§ THE REQUEST: Your task is to tally the lines of the listing containing the word "JSON" and report the figure alone.

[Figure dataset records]
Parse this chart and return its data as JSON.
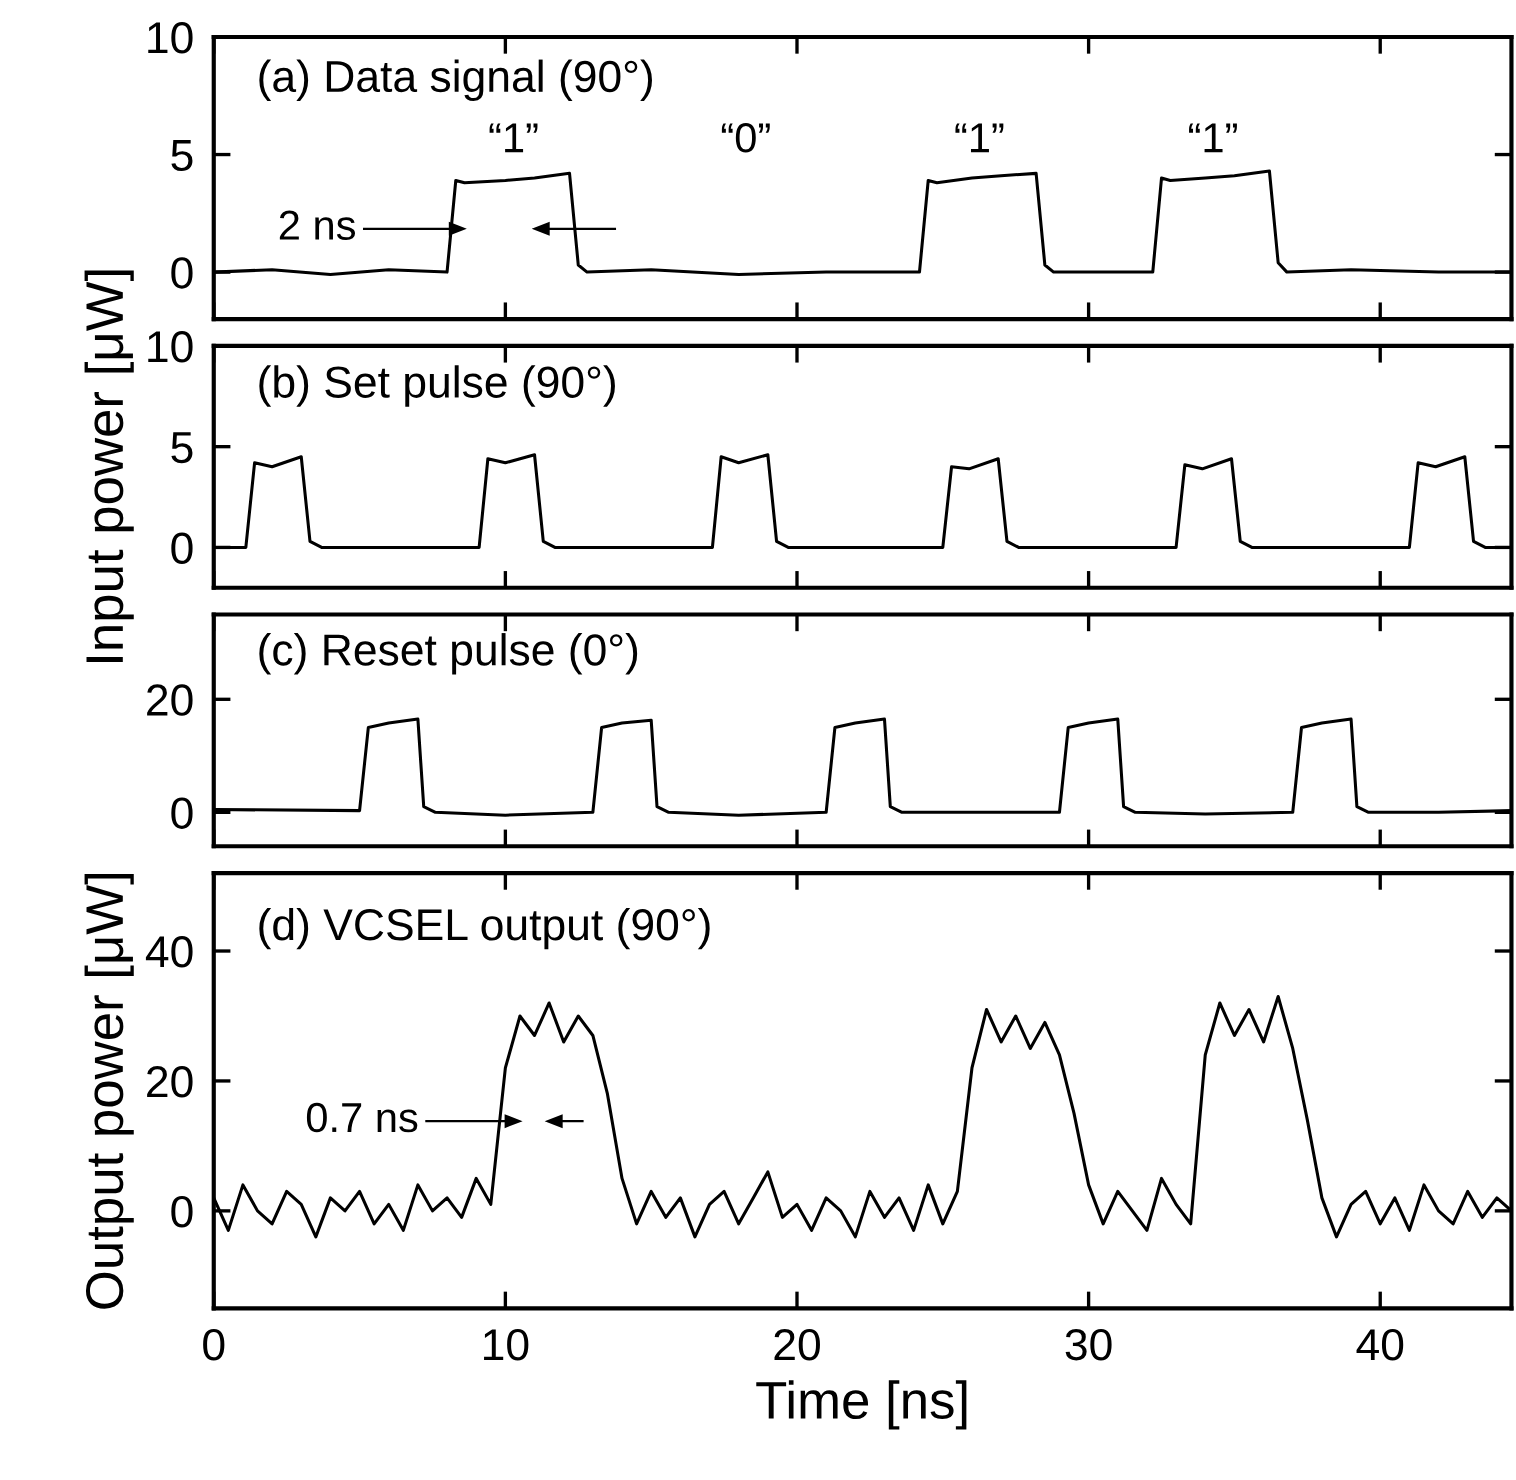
{
  "chart_data": [
    {
      "type": "line",
      "title": "(a) Data signal (90°)",
      "tick_labels": "y",
      "xlim": [
        0,
        44.5
      ],
      "xticks": [
        0,
        10,
        20,
        30,
        40
      ],
      "ylim": [
        -2,
        10
      ],
      "yticks": [
        0,
        5,
        10
      ],
      "grid": false,
      "annotations": [
        "“1”",
        "“0”",
        "“1”",
        "“1”",
        "2 ns"
      ],
      "series": [
        {
          "color": "#000000",
          "x": [
            0,
            2,
            4,
            6,
            8.0,
            8.3,
            8.6,
            10,
            11,
            12.2,
            12.5,
            12.8,
            15,
            18,
            21,
            24.2,
            24.5,
            24.8,
            26,
            27,
            28.2,
            28.5,
            28.8,
            30,
            32.2,
            32.5,
            32.8,
            34,
            35,
            36.2,
            36.5,
            36.8,
            39,
            42,
            44.5
          ],
          "values": [
            0,
            0.1,
            -0.1,
            0.1,
            0,
            3.9,
            3.8,
            3.9,
            4.0,
            4.2,
            0.3,
            0,
            0.1,
            -0.1,
            0,
            0,
            3.9,
            3.8,
            4.0,
            4.1,
            4.2,
            0.3,
            0,
            0,
            0,
            4.0,
            3.9,
            4.0,
            4.1,
            4.3,
            0.4,
            0,
            0.1,
            0,
            0
          ]
        }
      ]
    },
    {
      "type": "line",
      "title": "(b) Set pulse (90°)",
      "ylabel": "Input power [μW]",
      "tick_labels": "y",
      "xlim": [
        0,
        44.5
      ],
      "xticks": [
        0,
        10,
        20,
        30,
        40
      ],
      "ylim": [
        -2,
        10
      ],
      "yticks": [
        0,
        5,
        10
      ],
      "grid": false,
      "series": [
        {
          "color": "#000000",
          "x": [
            0,
            1.1,
            1.4,
            2.0,
            3.0,
            3.3,
            3.7,
            6,
            9.1,
            9.4,
            10.0,
            11.0,
            11.3,
            11.7,
            14,
            17.1,
            17.4,
            18.0,
            19.0,
            19.3,
            19.7,
            22,
            25.0,
            25.3,
            25.9,
            26.9,
            27.2,
            27.6,
            30,
            33.0,
            33.3,
            33.9,
            34.9,
            35.2,
            35.6,
            38,
            41.0,
            41.3,
            41.9,
            42.9,
            43.2,
            43.6,
            44.5
          ],
          "values": [
            0,
            0,
            4.2,
            4.0,
            4.5,
            0.3,
            0,
            0,
            0,
            4.4,
            4.2,
            4.6,
            0.3,
            0,
            0,
            0,
            4.5,
            4.2,
            4.6,
            0.3,
            0,
            0,
            0,
            4.0,
            3.9,
            4.4,
            0.3,
            0,
            0,
            0,
            4.1,
            3.9,
            4.4,
            0.3,
            0,
            0,
            0,
            4.2,
            4.0,
            4.5,
            0.3,
            0,
            0
          ]
        }
      ]
    },
    {
      "type": "line",
      "title": "(c) Reset pulse (0°)",
      "tick_labels": "y",
      "xlim": [
        0,
        44.5
      ],
      "xticks": [
        0,
        10,
        20,
        30,
        40
      ],
      "ylim": [
        -6,
        35
      ],
      "yticks": [
        0,
        20
      ],
      "grid": false,
      "series": [
        {
          "color": "#000000",
          "x": [
            0,
            5.0,
            5.3,
            6.0,
            7.0,
            7.2,
            7.6,
            10,
            13.0,
            13.3,
            14.0,
            15.0,
            15.2,
            15.6,
            18,
            21.0,
            21.3,
            22.0,
            23.0,
            23.2,
            23.6,
            26,
            29.0,
            29.3,
            30.0,
            31.0,
            31.2,
            31.6,
            34,
            37.0,
            37.3,
            38.0,
            39.0,
            39.2,
            39.6,
            42,
            44.5
          ],
          "values": [
            0.5,
            0.3,
            15,
            15.8,
            16.5,
            1,
            0,
            -0.5,
            0,
            15,
            15.8,
            16.3,
            1,
            0,
            -0.5,
            0,
            15,
            15.8,
            16.5,
            1,
            0,
            0,
            0,
            15,
            15.8,
            16.5,
            1,
            0,
            -0.3,
            0,
            15,
            15.8,
            16.5,
            1,
            0,
            0,
            0.3
          ]
        }
      ]
    },
    {
      "type": "line",
      "title": "(d) VCSEL output (90°)",
      "ylabel": "Output power [μW]",
      "xlabel": "Time [ns]",
      "xlim": [
        0,
        44.5
      ],
      "xticks": [
        0,
        10,
        20,
        30,
        40
      ],
      "ylim": [
        -15,
        52
      ],
      "yticks": [
        0,
        20,
        40
      ],
      "grid": false,
      "annotations": [
        "0.7 ns"
      ],
      "series": [
        {
          "color": "#000000",
          "x": [
            0,
            0.5,
            1,
            1.5,
            2,
            2.5,
            3,
            3.5,
            4,
            4.5,
            5,
            5.5,
            6,
            6.5,
            7,
            7.5,
            8,
            8.5,
            9,
            9.5,
            10,
            10.5,
            11,
            11.5,
            12,
            12.5,
            13,
            13.5,
            14,
            14.5,
            15,
            15.5,
            16,
            16.5,
            17,
            17.5,
            18,
            18.5,
            19,
            19.5,
            20,
            20.5,
            21,
            21.5,
            22,
            22.5,
            23,
            23.5,
            24,
            24.5,
            25,
            25.5,
            26,
            26.5,
            27,
            27.5,
            28,
            28.5,
            29,
            29.5,
            30,
            30.5,
            31,
            31.5,
            32,
            32.5,
            33,
            33.5,
            34,
            34.5,
            35,
            35.5,
            36,
            36.5,
            37,
            37.5,
            38,
            38.5,
            39,
            39.5,
            40,
            40.5,
            41,
            41.5,
            42,
            42.5,
            43,
            43.5,
            44,
            44.5
          ],
          "values": [
            2,
            -3,
            4,
            0,
            -2,
            3,
            1,
            -4,
            2,
            0,
            3,
            -2,
            1,
            -3,
            4,
            0,
            2,
            -1,
            5,
            1,
            22,
            30,
            27,
            32,
            26,
            30,
            27,
            18,
            5,
            -2,
            3,
            -1,
            2,
            -4,
            1,
            3,
            -2,
            2,
            6,
            -1,
            1,
            -3,
            2,
            0,
            -4,
            3,
            -1,
            2,
            -3,
            4,
            -2,
            3,
            22,
            31,
            26,
            30,
            25,
            29,
            24,
            15,
            4,
            -2,
            3,
            0,
            -3,
            5,
            1,
            -2,
            24,
            32,
            27,
            31,
            26,
            33,
            25,
            14,
            2,
            -4,
            1,
            3,
            -2,
            2,
            -3,
            4,
            0,
            -2,
            3,
            -1,
            2,
            0
          ]
        }
      ]
    }
  ]
}
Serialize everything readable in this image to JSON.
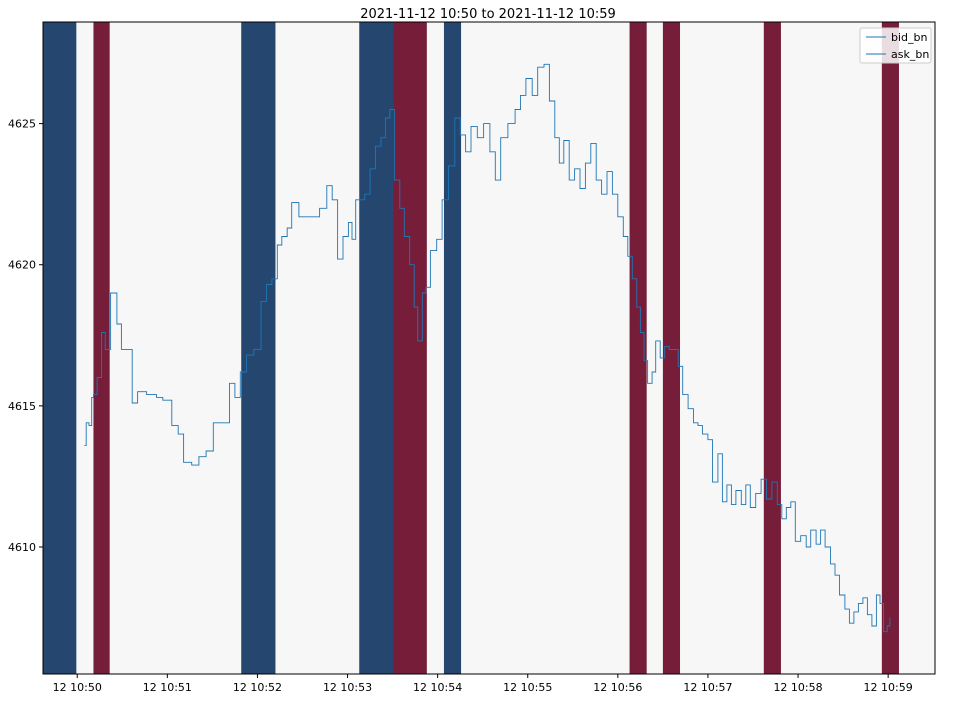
{
  "chart_data": {
    "type": "line",
    "title": "2021-11-12 10:50 to 2021-11-12 10:59",
    "xlabel": "",
    "ylabel": "",
    "x_ticks": [
      {
        "t": 50,
        "label": "12 10:50"
      },
      {
        "t": 51,
        "label": "12 10:51"
      },
      {
        "t": 52,
        "label": "12 10:52"
      },
      {
        "t": 53,
        "label": "12 10:53"
      },
      {
        "t": 54,
        "label": "12 10:54"
      },
      {
        "t": 55,
        "label": "12 10:55"
      },
      {
        "t": 56,
        "label": "12 10:56"
      },
      {
        "t": 57,
        "label": "12 10:57"
      },
      {
        "t": 58,
        "label": "12 10:58"
      },
      {
        "t": 59,
        "label": "12 10:59"
      }
    ],
    "y_ticks": [
      4610,
      4615,
      4620,
      4625
    ],
    "xlim": [
      49.62,
      59.52
    ],
    "ylim": [
      4605.5,
      4628.6
    ],
    "grid": false,
    "legend_position": "top-right",
    "background_color": "#f7f7f7",
    "line_color": "#1f77b4",
    "band_colors": {
      "buy": "#24466f",
      "sell": "#751d39"
    },
    "bands": [
      {
        "start": 49.62,
        "end": 49.99,
        "kind": "buy"
      },
      {
        "start": 50.18,
        "end": 50.36,
        "kind": "sell"
      },
      {
        "start": 51.82,
        "end": 52.2,
        "kind": "buy"
      },
      {
        "start": 53.13,
        "end": 53.51,
        "kind": "buy"
      },
      {
        "start": 53.51,
        "end": 53.88,
        "kind": "sell"
      },
      {
        "start": 54.07,
        "end": 54.26,
        "kind": "buy"
      },
      {
        "start": 56.13,
        "end": 56.32,
        "kind": "sell"
      },
      {
        "start": 56.5,
        "end": 56.69,
        "kind": "sell"
      },
      {
        "start": 57.62,
        "end": 57.81,
        "kind": "sell"
      },
      {
        "start": 58.93,
        "end": 59.12,
        "kind": "sell"
      }
    ],
    "series": [
      {
        "name": "bid_bn",
        "points": [
          [
            50.08,
            4613.6
          ],
          [
            50.1,
            4614.4
          ],
          [
            50.13,
            4614.3
          ],
          [
            50.16,
            4615.3
          ],
          [
            50.18,
            4615.4
          ],
          [
            50.22,
            4616.0
          ],
          [
            50.27,
            4617.6
          ],
          [
            50.31,
            4617.0
          ],
          [
            50.37,
            4619.0
          ],
          [
            50.44,
            4617.9
          ],
          [
            50.49,
            4617.0
          ],
          [
            50.56,
            4617.0
          ],
          [
            50.61,
            4615.1
          ],
          [
            50.67,
            4615.5
          ],
          [
            50.77,
            4615.4
          ],
          [
            50.88,
            4615.3
          ],
          [
            50.95,
            4615.2
          ],
          [
            51.05,
            4614.3
          ],
          [
            51.12,
            4614.0
          ],
          [
            51.18,
            4613.0
          ],
          [
            51.27,
            4612.9
          ],
          [
            51.35,
            4613.2
          ],
          [
            51.43,
            4613.4
          ],
          [
            51.51,
            4614.4
          ],
          [
            51.57,
            4614.4
          ],
          [
            51.63,
            4614.4
          ],
          [
            51.69,
            4615.8
          ],
          [
            51.75,
            4615.3
          ],
          [
            51.81,
            4616.2
          ],
          [
            51.88,
            4616.8
          ],
          [
            51.96,
            4617.0
          ],
          [
            52.04,
            4618.7
          ],
          [
            52.1,
            4619.3
          ],
          [
            52.16,
            4619.5
          ],
          [
            52.22,
            4620.7
          ],
          [
            52.27,
            4621.0
          ],
          [
            52.33,
            4621.3
          ],
          [
            52.38,
            4622.2
          ],
          [
            52.46,
            4621.7
          ],
          [
            52.55,
            4621.7
          ],
          [
            52.62,
            4621.7
          ],
          [
            52.69,
            4622.0
          ],
          [
            52.77,
            4622.8
          ],
          [
            52.83,
            4622.3
          ],
          [
            52.89,
            4620.2
          ],
          [
            52.95,
            4621.0
          ],
          [
            53.01,
            4621.5
          ],
          [
            53.05,
            4620.9
          ],
          [
            53.09,
            4622.3
          ],
          [
            53.14,
            4622.3
          ],
          [
            53.19,
            4622.5
          ],
          [
            53.25,
            4623.4
          ],
          [
            53.31,
            4624.2
          ],
          [
            53.37,
            4624.5
          ],
          [
            53.42,
            4625.2
          ],
          [
            53.47,
            4625.5
          ],
          [
            53.52,
            4623.0
          ],
          [
            53.58,
            4622.0
          ],
          [
            53.63,
            4621.0
          ],
          [
            53.69,
            4620.0
          ],
          [
            53.74,
            4618.5
          ],
          [
            53.78,
            4617.3
          ],
          [
            53.83,
            4619.0
          ],
          [
            53.87,
            4619.2
          ],
          [
            53.92,
            4620.5
          ],
          [
            53.99,
            4620.9
          ],
          [
            54.05,
            4622.3
          ],
          [
            54.12,
            4623.5
          ],
          [
            54.19,
            4625.2
          ],
          [
            54.25,
            4624.6
          ],
          [
            54.31,
            4624.0
          ],
          [
            54.37,
            4624.9
          ],
          [
            54.44,
            4624.5
          ],
          [
            54.51,
            4625.0
          ],
          [
            54.58,
            4624.0
          ],
          [
            54.64,
            4623.0
          ],
          [
            54.7,
            4624.5
          ],
          [
            54.78,
            4625.0
          ],
          [
            54.86,
            4625.5
          ],
          [
            54.92,
            4626.0
          ],
          [
            54.98,
            4626.6
          ],
          [
            55.05,
            4626.0
          ],
          [
            55.11,
            4627.0
          ],
          [
            55.18,
            4627.1
          ],
          [
            55.24,
            4625.8
          ],
          [
            55.3,
            4624.5
          ],
          [
            55.35,
            4623.6
          ],
          [
            55.4,
            4624.4
          ],
          [
            55.46,
            4623.0
          ],
          [
            55.52,
            4623.4
          ],
          [
            55.58,
            4622.7
          ],
          [
            55.64,
            4623.6
          ],
          [
            55.7,
            4624.3
          ],
          [
            55.76,
            4623.0
          ],
          [
            55.82,
            4622.5
          ],
          [
            55.88,
            4623.3
          ],
          [
            55.94,
            4622.5
          ],
          [
            56.0,
            4621.7
          ],
          [
            56.06,
            4621.0
          ],
          [
            56.11,
            4620.3
          ],
          [
            56.16,
            4619.5
          ],
          [
            56.21,
            4618.5
          ],
          [
            56.25,
            4617.6
          ],
          [
            56.29,
            4616.6
          ],
          [
            56.33,
            4615.8
          ],
          [
            56.38,
            4616.2
          ],
          [
            56.42,
            4617.3
          ],
          [
            56.47,
            4616.7
          ],
          [
            56.52,
            4617.1
          ],
          [
            56.57,
            4617.0
          ],
          [
            56.62,
            4617.0
          ],
          [
            56.67,
            4616.4
          ],
          [
            56.72,
            4615.4
          ],
          [
            56.78,
            4614.9
          ],
          [
            56.84,
            4614.4
          ],
          [
            56.89,
            4614.3
          ],
          [
            56.94,
            4614.0
          ],
          [
            57.0,
            4613.8
          ],
          [
            57.05,
            4612.3
          ],
          [
            57.11,
            4613.3
          ],
          [
            57.16,
            4611.6
          ],
          [
            57.21,
            4612.2
          ],
          [
            57.26,
            4611.5
          ],
          [
            57.31,
            4612.0
          ],
          [
            57.37,
            4611.5
          ],
          [
            57.42,
            4612.2
          ],
          [
            57.47,
            4611.4
          ],
          [
            57.53,
            4611.9
          ],
          [
            57.59,
            4612.4
          ],
          [
            57.65,
            4611.7
          ],
          [
            57.71,
            4612.3
          ],
          [
            57.77,
            4611.5
          ],
          [
            57.82,
            4611.0
          ],
          [
            57.87,
            4611.4
          ],
          [
            57.92,
            4611.6
          ],
          [
            57.97,
            4610.2
          ],
          [
            58.03,
            4610.4
          ],
          [
            58.09,
            4610.0
          ],
          [
            58.14,
            4610.6
          ],
          [
            58.2,
            4610.1
          ],
          [
            58.25,
            4610.6
          ],
          [
            58.3,
            4610.0
          ],
          [
            58.36,
            4609.4
          ],
          [
            58.41,
            4609.0
          ],
          [
            58.46,
            4608.3
          ],
          [
            58.52,
            4607.8
          ],
          [
            58.57,
            4607.3
          ],
          [
            58.62,
            4607.7
          ],
          [
            58.67,
            4608.0
          ],
          [
            58.72,
            4608.2
          ],
          [
            58.77,
            4607.6
          ],
          [
            58.82,
            4607.2
          ],
          [
            58.87,
            4608.3
          ],
          [
            58.91,
            4608.0
          ],
          [
            58.95,
            4607.0
          ],
          [
            58.99,
            4607.2
          ],
          [
            59.02,
            4607.5
          ]
        ]
      },
      {
        "name": "ask_bn",
        "points": []
      }
    ]
  }
}
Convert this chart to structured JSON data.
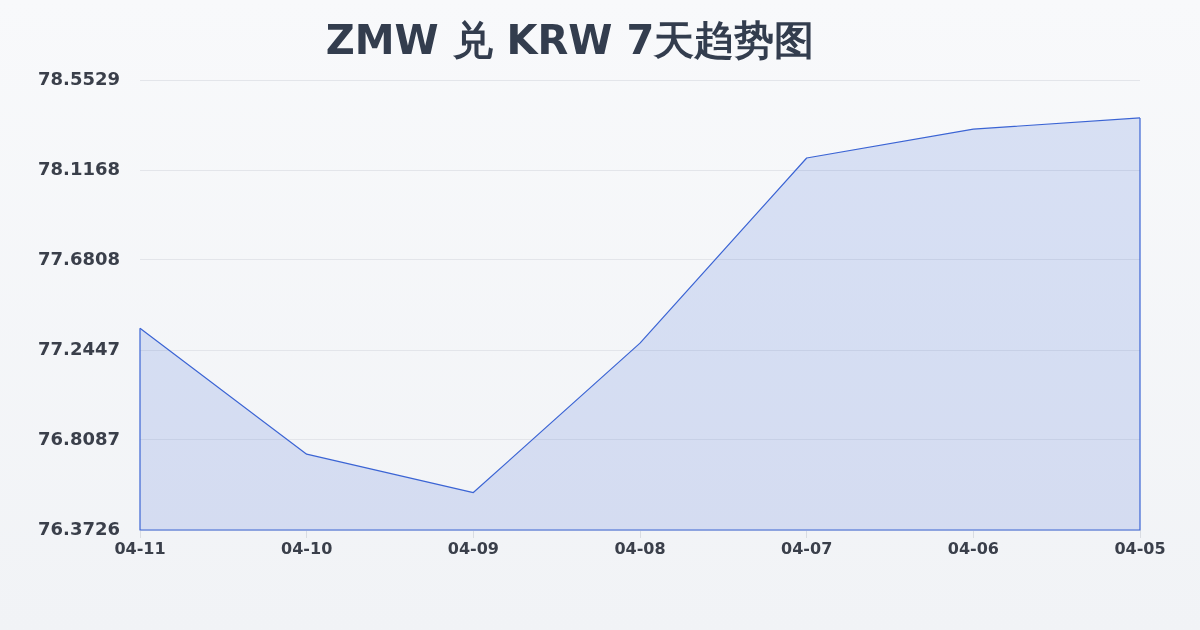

§ FINAL ANSWER: 3